EXERCISE DETAILS |
Each entry here needs to be set down again exactly, please; pictures are left out.

(begin)

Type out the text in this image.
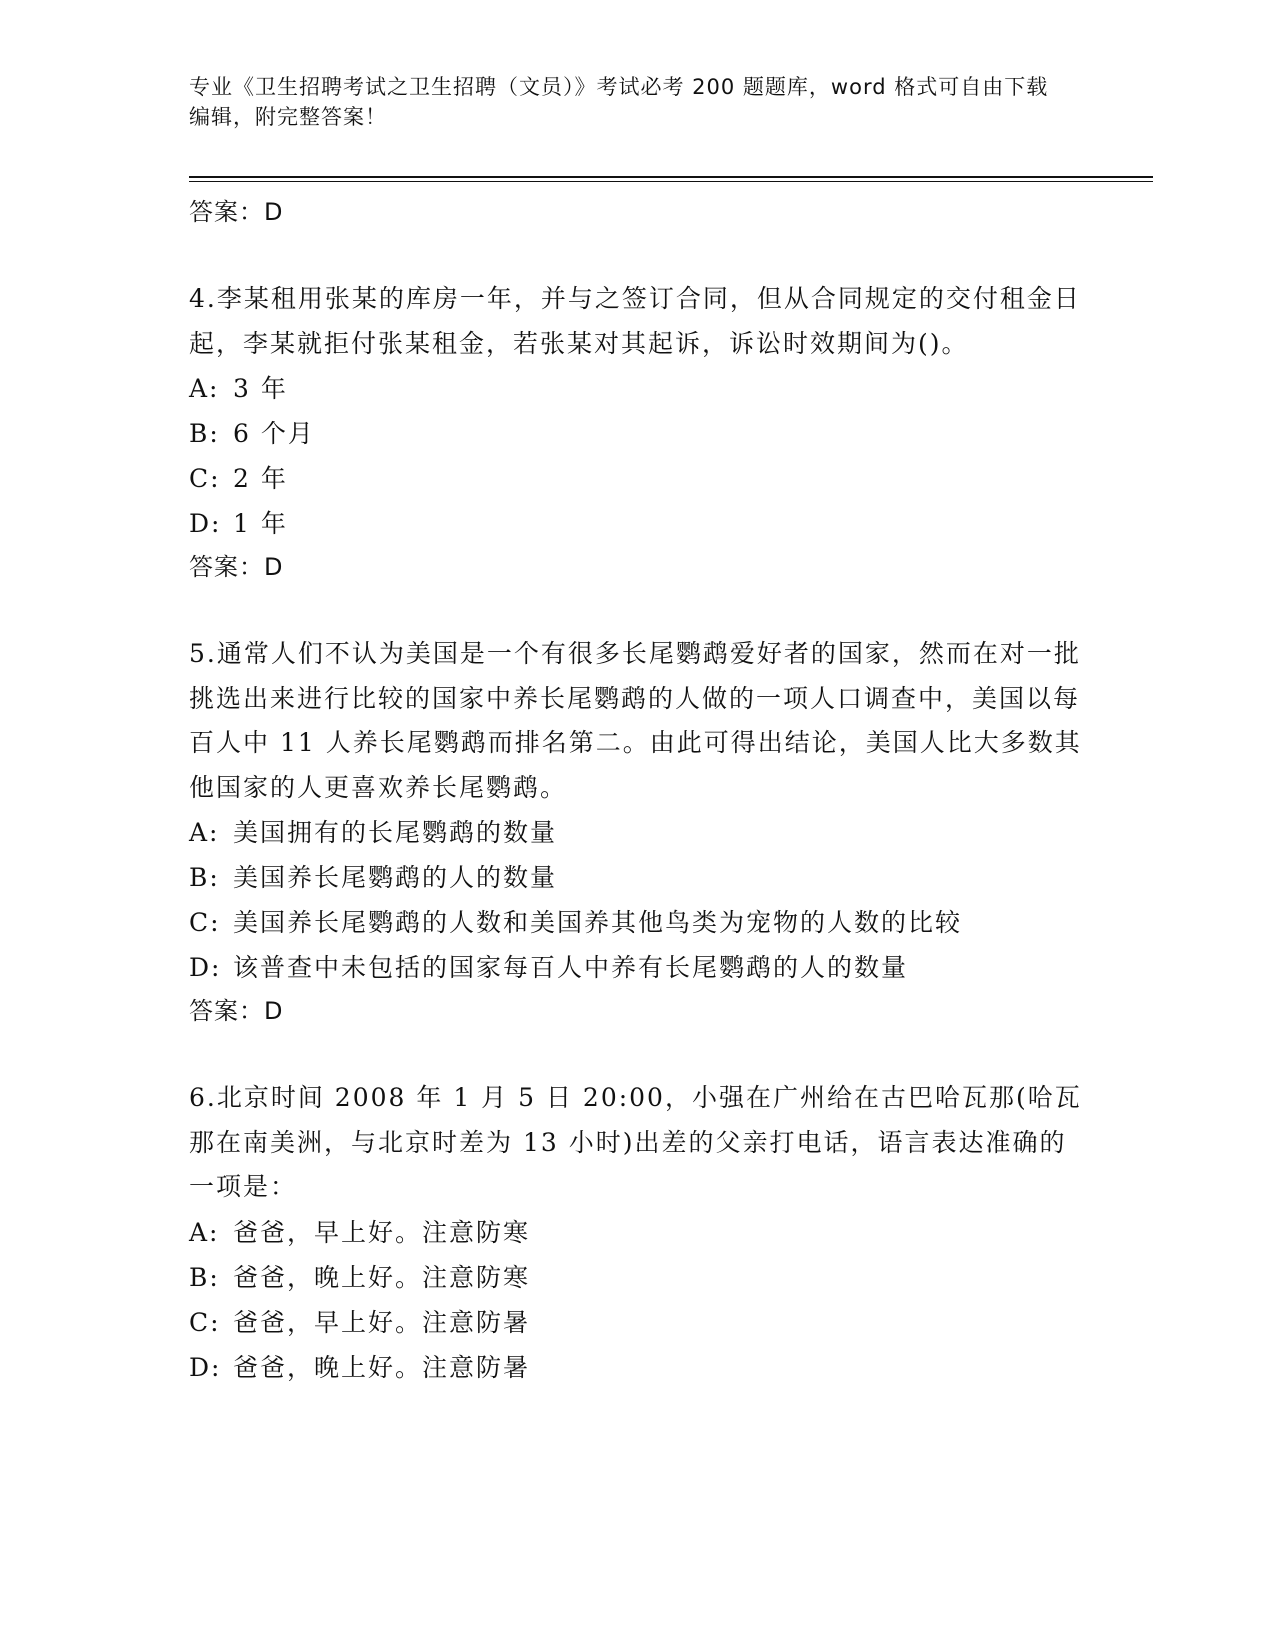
专业《卫生招聘考试之卫生招聘（文员）》考试必考 200 题题库，word 格式可自由下载编辑，附完整答案！
答案：D

4.李某租用张某的库房一年，并与之签订合同，但从合同规定的交付租金日起，李某就拒付张某租金，若张某对其起诉，诉讼时效期间为()。

A: 3 年
B: 6 个月
C: 2 年
D: 1 年
答案：D

5.通常人们不认为美国是一个有很多长尾鹦鹉爱好者的国家，然而在对一批挑选出来进行比较的国家中养长尾鹦鹉的人做的一项人口调查中，美国以每百人中 11 人养长尾鹦鹉而排名第二。由此可得出结论，美国人比大多数其他国家的人更喜欢养长尾鹦鹉。

A: 美国拥有的长尾鹦鹉的数量
B: 美国养长尾鹦鹉的人的数量
C: 美国养长尾鹦鹉的人数和美国养其他鸟类为宠物的人数的比较
D: 该普查中未包括的国家每百人中养有长尾鹦鹉的人的数量
答案：D

6.北京时间 2008 年 1 月 5 日 20:00，小强在广州给在古巴哈瓦那(哈瓦那在南美洲，与北京时差为 13 小时)出差的父亲打电话，语言表达准确的一项是：

A: 爸爸，早上好。注意防寒
B: 爸爸，晚上好。注意防寒
C: 爸爸，早上好。注意防暑
D: 爸爸，晚上好。注意防暑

(end)

RESULT |
Type out the text in this image.
专业《卫生招聘考试之卫生招聘（文员）》考试必考 200 题题库，word 格式可自由下载编辑，附完整答案！
答案：D

4.李某租用张某的库房一年，并与之签订合同，但从合同规定的交付租金日起，李某就拒付张某租金，若张某对其起诉，诉讼时效期间为()。

A: 3 年
B: 6 个月
C: 2 年
D: 1 年
答案：D

5.通常人们不认为美国是一个有很多长尾鹦鹉爱好者的国家，然而在对一批挑选出来进行比较的国家中养长尾鹦鹉的人做的一项人口调查中，美国以每百人中 11 人养长尾鹦鹉而排名第二。由此可得出结论，美国人比大多数其他国家的人更喜欢养长尾鹦鹉。

A: 美国拥有的长尾鹦鹉的数量
B: 美国养长尾鹦鹉的人的数量
C: 美国养长尾鹦鹉的人数和美国养其他鸟类为宠物的人数的比较
D: 该普查中未包括的国家每百人中养有长尾鹦鹉的人的数量
答案：D

6.北京时间 2008 年 1 月 5 日 20:00，小强在广州给在古巴哈瓦那(哈瓦那在南美洲，与北京时差为 13 小时)出差的父亲打电话，语言表达准确的一项是：

A: 爸爸，早上好。注意防寒
B: 爸爸，晚上好。注意防寒
C: 爸爸，早上好。注意防暑
D: 爸爸，晚上好。注意防暑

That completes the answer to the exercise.